Supplied entries |
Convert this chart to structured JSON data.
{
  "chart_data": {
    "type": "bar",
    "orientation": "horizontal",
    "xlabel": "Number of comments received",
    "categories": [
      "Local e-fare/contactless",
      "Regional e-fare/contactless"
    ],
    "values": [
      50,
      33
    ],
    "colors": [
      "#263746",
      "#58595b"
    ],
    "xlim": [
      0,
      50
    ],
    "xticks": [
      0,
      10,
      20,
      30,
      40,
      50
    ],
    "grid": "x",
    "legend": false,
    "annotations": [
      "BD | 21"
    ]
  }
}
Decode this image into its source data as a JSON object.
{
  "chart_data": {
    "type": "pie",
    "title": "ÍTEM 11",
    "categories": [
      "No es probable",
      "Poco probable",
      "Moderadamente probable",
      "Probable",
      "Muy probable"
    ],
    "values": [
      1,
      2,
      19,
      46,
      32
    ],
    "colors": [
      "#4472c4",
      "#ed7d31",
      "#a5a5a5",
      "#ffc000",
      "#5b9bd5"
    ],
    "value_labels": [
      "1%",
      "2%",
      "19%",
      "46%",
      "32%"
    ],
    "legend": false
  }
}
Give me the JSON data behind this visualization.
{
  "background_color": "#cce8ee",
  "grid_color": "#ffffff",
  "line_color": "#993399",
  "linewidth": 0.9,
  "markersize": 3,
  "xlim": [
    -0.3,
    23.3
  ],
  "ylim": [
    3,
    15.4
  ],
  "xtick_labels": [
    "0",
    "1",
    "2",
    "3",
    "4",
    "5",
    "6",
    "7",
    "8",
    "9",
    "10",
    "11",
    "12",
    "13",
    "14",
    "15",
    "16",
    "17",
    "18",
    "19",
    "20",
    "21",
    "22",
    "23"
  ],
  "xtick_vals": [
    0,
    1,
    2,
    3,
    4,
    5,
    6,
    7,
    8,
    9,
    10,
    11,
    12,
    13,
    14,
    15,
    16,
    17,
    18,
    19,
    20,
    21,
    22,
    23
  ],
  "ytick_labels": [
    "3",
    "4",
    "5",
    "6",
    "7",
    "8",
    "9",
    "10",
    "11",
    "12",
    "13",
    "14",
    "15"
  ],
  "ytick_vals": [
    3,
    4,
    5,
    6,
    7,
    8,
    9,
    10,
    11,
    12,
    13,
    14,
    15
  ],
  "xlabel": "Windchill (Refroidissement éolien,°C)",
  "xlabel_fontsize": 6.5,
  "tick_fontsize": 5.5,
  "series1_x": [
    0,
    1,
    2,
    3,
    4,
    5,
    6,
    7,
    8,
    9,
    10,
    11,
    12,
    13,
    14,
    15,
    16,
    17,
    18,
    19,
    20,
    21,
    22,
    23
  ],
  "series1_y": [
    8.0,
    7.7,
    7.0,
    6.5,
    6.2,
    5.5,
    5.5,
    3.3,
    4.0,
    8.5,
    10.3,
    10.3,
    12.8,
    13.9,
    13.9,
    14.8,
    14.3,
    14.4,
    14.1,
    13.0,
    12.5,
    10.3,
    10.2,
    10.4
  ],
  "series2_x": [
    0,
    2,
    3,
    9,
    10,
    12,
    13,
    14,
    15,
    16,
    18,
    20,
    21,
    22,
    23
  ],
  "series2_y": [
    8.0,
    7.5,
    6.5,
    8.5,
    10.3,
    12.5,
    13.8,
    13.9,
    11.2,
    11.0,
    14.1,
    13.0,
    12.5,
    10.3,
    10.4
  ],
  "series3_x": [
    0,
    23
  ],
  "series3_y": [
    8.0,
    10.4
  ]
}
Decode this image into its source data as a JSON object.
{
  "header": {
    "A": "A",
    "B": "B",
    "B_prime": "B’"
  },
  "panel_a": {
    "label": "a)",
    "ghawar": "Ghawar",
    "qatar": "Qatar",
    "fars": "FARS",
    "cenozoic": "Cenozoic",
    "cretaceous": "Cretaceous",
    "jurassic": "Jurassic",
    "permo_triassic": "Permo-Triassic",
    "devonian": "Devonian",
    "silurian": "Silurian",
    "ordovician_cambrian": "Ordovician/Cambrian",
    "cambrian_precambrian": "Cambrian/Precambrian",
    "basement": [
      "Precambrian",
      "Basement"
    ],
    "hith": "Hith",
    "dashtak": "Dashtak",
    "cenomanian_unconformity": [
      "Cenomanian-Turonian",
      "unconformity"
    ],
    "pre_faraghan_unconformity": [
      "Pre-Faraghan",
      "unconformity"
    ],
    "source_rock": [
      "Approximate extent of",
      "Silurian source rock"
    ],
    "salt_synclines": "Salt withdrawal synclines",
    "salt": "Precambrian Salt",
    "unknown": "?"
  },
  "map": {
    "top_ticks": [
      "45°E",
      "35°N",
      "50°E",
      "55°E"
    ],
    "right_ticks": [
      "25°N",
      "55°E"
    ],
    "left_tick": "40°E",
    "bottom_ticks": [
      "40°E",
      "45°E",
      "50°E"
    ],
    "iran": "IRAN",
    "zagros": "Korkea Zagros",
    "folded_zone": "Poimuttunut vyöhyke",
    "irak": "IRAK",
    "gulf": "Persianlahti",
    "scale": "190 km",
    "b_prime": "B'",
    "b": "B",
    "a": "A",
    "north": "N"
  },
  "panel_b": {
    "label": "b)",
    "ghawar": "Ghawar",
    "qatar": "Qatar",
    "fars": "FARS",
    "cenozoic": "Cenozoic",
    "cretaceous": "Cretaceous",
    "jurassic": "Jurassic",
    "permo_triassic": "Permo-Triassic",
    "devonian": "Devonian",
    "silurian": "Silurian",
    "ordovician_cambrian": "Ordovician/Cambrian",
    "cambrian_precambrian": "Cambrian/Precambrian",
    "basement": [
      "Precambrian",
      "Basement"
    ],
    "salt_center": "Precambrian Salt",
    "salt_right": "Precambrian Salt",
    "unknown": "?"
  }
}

Your objective |
Retype the whole listing, matching it exactly.

Solution to this problem |
Convert this chart to structured JSON data.
{
  "chart_data": {
    "type": "bar",
    "orientation": "horizontal",
    "xlabel": "Number of comments received",
    "categories": [
      "Local e-fare/contactless",
      "Regional e-fare/contactless"
    ],
    "values": [
      50,
      33
    ],
    "colors": [
      "#263746",
      "#58595b"
    ],
    "xlim": [
      0,
      50
    ],
    "xticks": [
      0,
      10,
      20,
      30,
      40,
      50
    ],
    "grid": "x",
    "legend": false,
    "annotations": [
      "BD | 21"
    ]
  }
}
Decode this image into its source data as a JSON object.
{
  "chart_data": {
    "type": "pie",
    "title": "ÍTEM 11",
    "categories": [
      "No es probable",
      "Poco probable",
      "Moderadamente probable",
      "Probable",
      "Muy probable"
    ],
    "values": [
      1,
      2,
      19,
      46,
      32
    ],
    "colors": [
      "#4472c4",
      "#ed7d31",
      "#a5a5a5",
      "#ffc000",
      "#5b9bd5"
    ],
    "value_labels": [
      "1%",
      "2%",
      "19%",
      "46%",
      "32%"
    ],
    "legend": false
  }
}
Give me the JSON data behind this visualization.
{
  "background_color": "#cce8ee",
  "grid_color": "#ffffff",
  "line_color": "#993399",
  "linewidth": 0.9,
  "markersize": 3,
  "xlim": [
    -0.3,
    23.3
  ],
  "ylim": [
    3,
    15.4
  ],
  "xtick_labels": [
    "0",
    "1",
    "2",
    "3",
    "4",
    "5",
    "6",
    "7",
    "8",
    "9",
    "10",
    "11",
    "12",
    "13",
    "14",
    "15",
    "16",
    "17",
    "18",
    "19",
    "20",
    "21",
    "22",
    "23"
  ],
  "xtick_vals": [
    0,
    1,
    2,
    3,
    4,
    5,
    6,
    7,
    8,
    9,
    10,
    11,
    12,
    13,
    14,
    15,
    16,
    17,
    18,
    19,
    20,
    21,
    22,
    23
  ],
  "ytick_labels": [
    "3",
    "4",
    "5",
    "6",
    "7",
    "8",
    "9",
    "10",
    "11",
    "12",
    "13",
    "14",
    "15"
  ],
  "ytick_vals": [
    3,
    4,
    5,
    6,
    7,
    8,
    9,
    10,
    11,
    12,
    13,
    14,
    15
  ],
  "xlabel": "Windchill (Refroidissement éolien,°C)",
  "xlabel_fontsize": 6.5,
  "tick_fontsize": 5.5,
  "series1_x": [
    0,
    1,
    2,
    3,
    4,
    5,
    6,
    7,
    8,
    9,
    10,
    11,
    12,
    13,
    14,
    15,
    16,
    17,
    18,
    19,
    20,
    21,
    22,
    23
  ],
  "series1_y": [
    8.0,
    7.7,
    7.0,
    6.5,
    6.2,
    5.5,
    5.5,
    3.3,
    4.0,
    8.5,
    10.3,
    10.3,
    12.8,
    13.9,
    13.9,
    14.8,
    14.3,
    14.4,
    14.1,
    13.0,
    12.5,
    10.3,
    10.2,
    10.4
  ],
  "series2_x": [
    0,
    2,
    3,
    9,
    10,
    12,
    13,
    14,
    15,
    16,
    18,
    20,
    21,
    22,
    23
  ],
  "series2_y": [
    8.0,
    7.5,
    6.5,
    8.5,
    10.3,
    12.5,
    13.8,
    13.9,
    11.2,
    11.0,
    14.1,
    13.0,
    12.5,
    10.3,
    10.4
  ],
  "series3_x": [
    0,
    23
  ],
  "series3_y": [
    8.0,
    10.4
  ]
}
Decode this image into its source data as a JSON object.
{
  "header": {
    "A": "A",
    "B": "B",
    "B_prime": "B’"
  },
  "panel_a": {
    "label": "a)",
    "ghawar": "Ghawar",
    "qatar": "Qatar",
    "fars": "FARS",
    "cenozoic": "Cenozoic",
    "cretaceous": "Cretaceous",
    "jurassic": "Jurassic",
    "permo_triassic": "Permo-Triassic",
    "devonian": "Devonian",
    "silurian": "Silurian",
    "ordovician_cambrian": "Ordovician/Cambrian",
    "cambrian_precambrian": "Cambrian/Precambrian",
    "basement": [
      "Precambrian",
      "Basement"
    ],
    "hith": "Hith",
    "dashtak": "Dashtak",
    "cenomanian_unconformity": [
      "Cenomanian-Turonian",
      "unconformity"
    ],
    "pre_faraghan_unconformity": [
      "Pre-Faraghan",
      "unconformity"
    ],
    "source_rock": [
      "Approximate extent of",
      "Silurian source rock"
    ],
    "salt_synclines": "Salt withdrawal synclines",
    "salt": "Precambrian Salt",
    "unknown": "?"
  },
  "map": {
    "top_ticks": [
      "45°E",
      "35°N",
      "50°E",
      "55°E"
    ],
    "right_ticks": [
      "25°N",
      "55°E"
    ],
    "left_tick": "40°E",
    "bottom_ticks": [
      "40°E",
      "45°E",
      "50°E"
    ],
    "iran": "IRAN",
    "zagros": "Korkea Zagros",
    "folded_zone": "Poimuttunut vyöhyke",
    "irak": "IRAK",
    "gulf": "Persianlahti",
    "scale": "190 km",
    "b_prime": "B'",
    "b": "B",
    "a": "A",
    "north": "N"
  },
  "panel_b": {
    "label": "b)",
    "ghawar": "Ghawar",
    "qatar": "Qatar",
    "fars": "FARS",
    "cenozoic": "Cenozoic",
    "cretaceous": "Cretaceous",
    "jurassic": "Jurassic",
    "permo_triassic": "Permo-Triassic",
    "devonian": "Devonian",
    "silurian": "Silurian",
    "ordovician_cambrian": "Ordovician/Cambrian",
    "cambrian_precambrian": "Cambrian/Precambrian",
    "basement": [
      "Precambrian",
      "Basement"
    ],
    "salt_center": "Precambrian Salt",
    "salt_right": "Precambrian Salt",
    "unknown": "?"
  }
}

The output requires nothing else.